+++ RECORDS FOR PROCESSING +++

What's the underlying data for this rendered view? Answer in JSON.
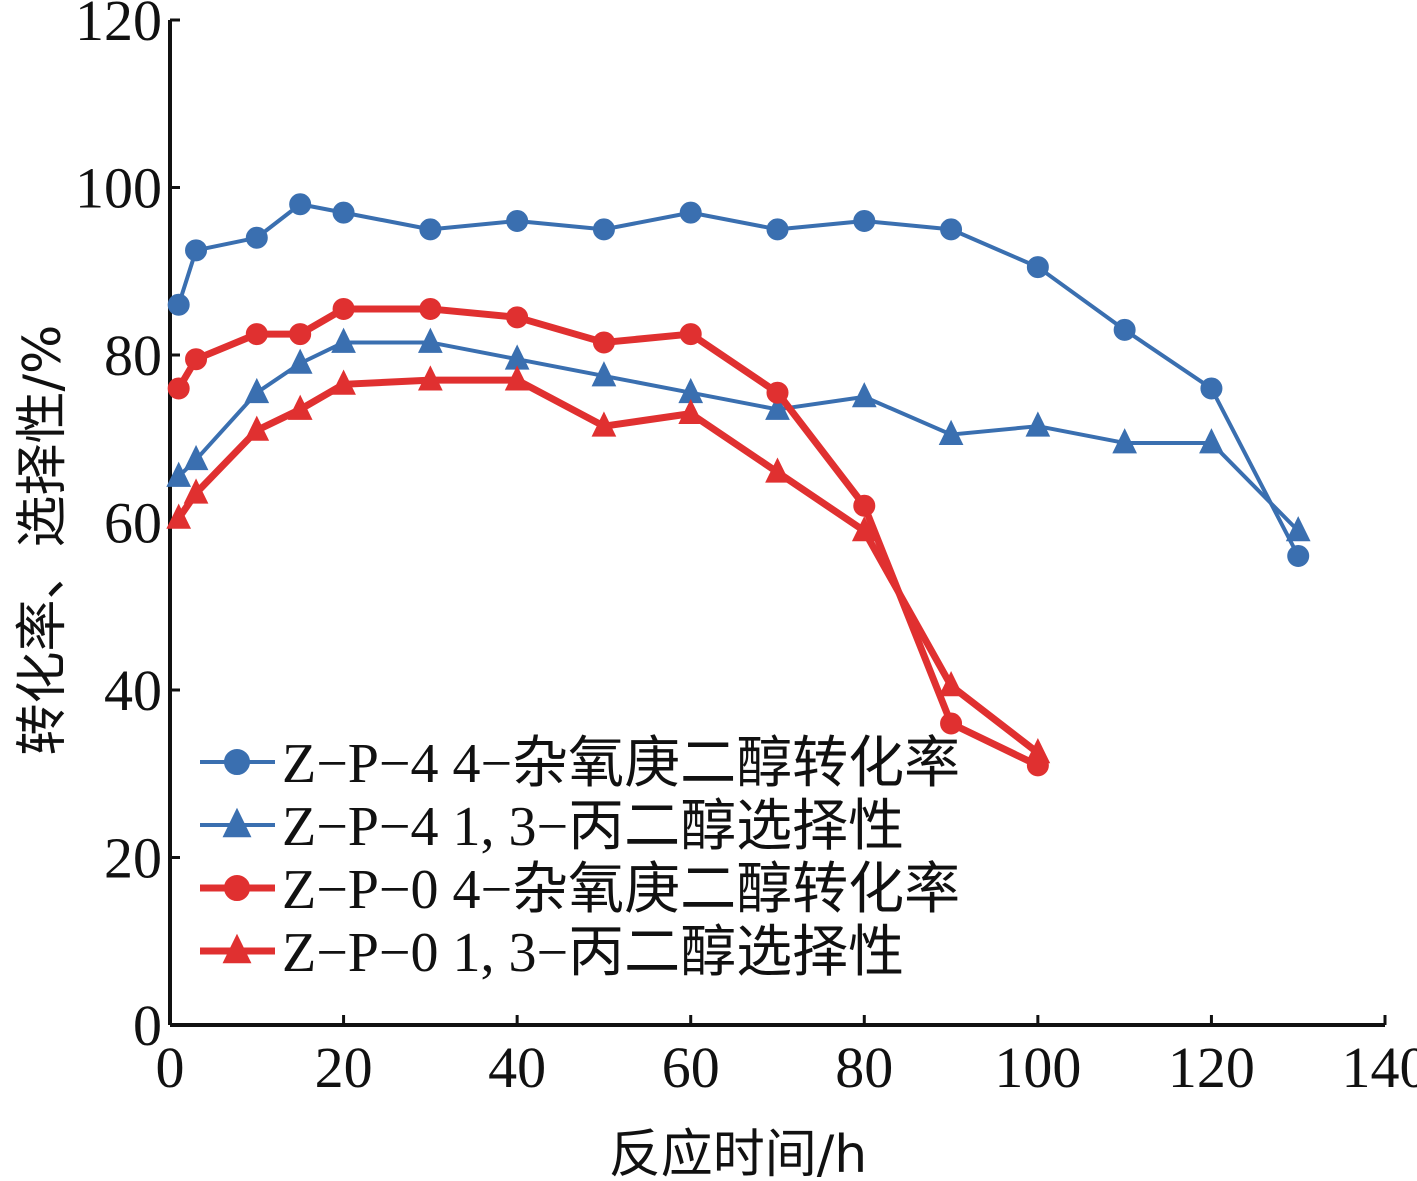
{
  "chart_data": {
    "type": "line",
    "title": "",
    "xlabel": "反应时间/h",
    "ylabel": "转化率、选择性/%",
    "xlim": [
      0,
      140
    ],
    "ylim": [
      0,
      120
    ],
    "xticks": [
      "0",
      "20",
      "40",
      "60",
      "80",
      "100",
      "120",
      "140"
    ],
    "yticks": [
      "0",
      "20",
      "40",
      "60",
      "80",
      "100",
      "120"
    ],
    "xtick_values": [
      0,
      20,
      40,
      60,
      80,
      100,
      120,
      140
    ],
    "ytick_values": [
      0,
      20,
      40,
      60,
      80,
      100,
      120
    ],
    "grid": false,
    "legend_position": "bottom-left",
    "series": [
      {
        "name": "Z−P−4 4−杂氧庚二醇转化率",
        "color": "#3a6fb0",
        "marker": "circle",
        "line_width": 4,
        "x": [
          1,
          3,
          10,
          15,
          20,
          30,
          40,
          50,
          60,
          70,
          80,
          90,
          100,
          110,
          120,
          130
        ],
        "y": [
          86,
          92.5,
          94,
          98,
          97,
          95,
          96,
          95,
          97,
          95,
          96,
          95,
          90.5,
          83,
          76,
          56
        ]
      },
      {
        "name": "Z−P−4 1, 3−丙二醇选择性",
        "color": "#3a6fb0",
        "marker": "triangle",
        "line_width": 4,
        "x": [
          1,
          3,
          10,
          15,
          20,
          30,
          40,
          50,
          60,
          70,
          80,
          90,
          100,
          110,
          120,
          130
        ],
        "y": [
          65.5,
          67.5,
          75.5,
          79,
          81.5,
          81.5,
          79.5,
          77.5,
          75.5,
          73.5,
          75,
          70.5,
          71.5,
          69.5,
          69.5,
          59
        ]
      },
      {
        "name": "Z−P−0 4−杂氧庚二醇转化率",
        "color": "#e03030",
        "marker": "circle",
        "line_width": 7,
        "x": [
          1,
          3,
          10,
          15,
          20,
          30,
          40,
          50,
          60,
          70,
          80,
          90,
          100
        ],
        "y": [
          76,
          79.5,
          82.5,
          82.5,
          85.5,
          85.5,
          84.5,
          81.5,
          82.5,
          75.5,
          62,
          36,
          31
        ]
      },
      {
        "name": "Z−P−0 1, 3−丙二醇选择性",
        "color": "#e03030",
        "marker": "triangle",
        "line_width": 7,
        "x": [
          1,
          3,
          10,
          15,
          20,
          30,
          40,
          50,
          60,
          70,
          80,
          90,
          100
        ],
        "y": [
          60.5,
          63.5,
          71,
          73.5,
          76.5,
          77,
          77,
          71.5,
          73,
          66,
          59,
          40.5,
          32.5
        ]
      }
    ]
  }
}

+++

WRITTEN REQUEST → Output the full set of records above without changing a word, and drop the images.

EXERCISE ANSWER →
What's the underlying data for this rendered view? Answer in JSON.
{
  "chart_data": {
    "type": "line",
    "title": "",
    "xlabel": "反应时间/h",
    "ylabel": "转化率、选择性/%",
    "xlim": [
      0,
      140
    ],
    "ylim": [
      0,
      120
    ],
    "xticks": [
      "0",
      "20",
      "40",
      "60",
      "80",
      "100",
      "120",
      "140"
    ],
    "yticks": [
      "0",
      "20",
      "40",
      "60",
      "80",
      "100",
      "120"
    ],
    "xtick_values": [
      0,
      20,
      40,
      60,
      80,
      100,
      120,
      140
    ],
    "ytick_values": [
      0,
      20,
      40,
      60,
      80,
      100,
      120
    ],
    "grid": false,
    "legend_position": "bottom-left",
    "series": [
      {
        "name": "Z−P−4 4−杂氧庚二醇转化率",
        "color": "#3a6fb0",
        "marker": "circle",
        "line_width": 4,
        "x": [
          1,
          3,
          10,
          15,
          20,
          30,
          40,
          50,
          60,
          70,
          80,
          90,
          100,
          110,
          120,
          130
        ],
        "y": [
          86,
          92.5,
          94,
          98,
          97,
          95,
          96,
          95,
          97,
          95,
          96,
          95,
          90.5,
          83,
          76,
          56
        ]
      },
      {
        "name": "Z−P−4 1, 3−丙二醇选择性",
        "color": "#3a6fb0",
        "marker": "triangle",
        "line_width": 4,
        "x": [
          1,
          3,
          10,
          15,
          20,
          30,
          40,
          50,
          60,
          70,
          80,
          90,
          100,
          110,
          120,
          130
        ],
        "y": [
          65.5,
          67.5,
          75.5,
          79,
          81.5,
          81.5,
          79.5,
          77.5,
          75.5,
          73.5,
          75,
          70.5,
          71.5,
          69.5,
          69.5,
          59
        ]
      },
      {
        "name": "Z−P−0 4−杂氧庚二醇转化率",
        "color": "#e03030",
        "marker": "circle",
        "line_width": 7,
        "x": [
          1,
          3,
          10,
          15,
          20,
          30,
          40,
          50,
          60,
          70,
          80,
          90,
          100
        ],
        "y": [
          76,
          79.5,
          82.5,
          82.5,
          85.5,
          85.5,
          84.5,
          81.5,
          82.5,
          75.5,
          62,
          36,
          31
        ]
      },
      {
        "name": "Z−P−0 1, 3−丙二醇选择性",
        "color": "#e03030",
        "marker": "triangle",
        "line_width": 7,
        "x": [
          1,
          3,
          10,
          15,
          20,
          30,
          40,
          50,
          60,
          70,
          80,
          90,
          100
        ],
        "y": [
          60.5,
          63.5,
          71,
          73.5,
          76.5,
          77,
          77,
          71.5,
          73,
          66,
          59,
          40.5,
          32.5
        ]
      }
    ]
  }
}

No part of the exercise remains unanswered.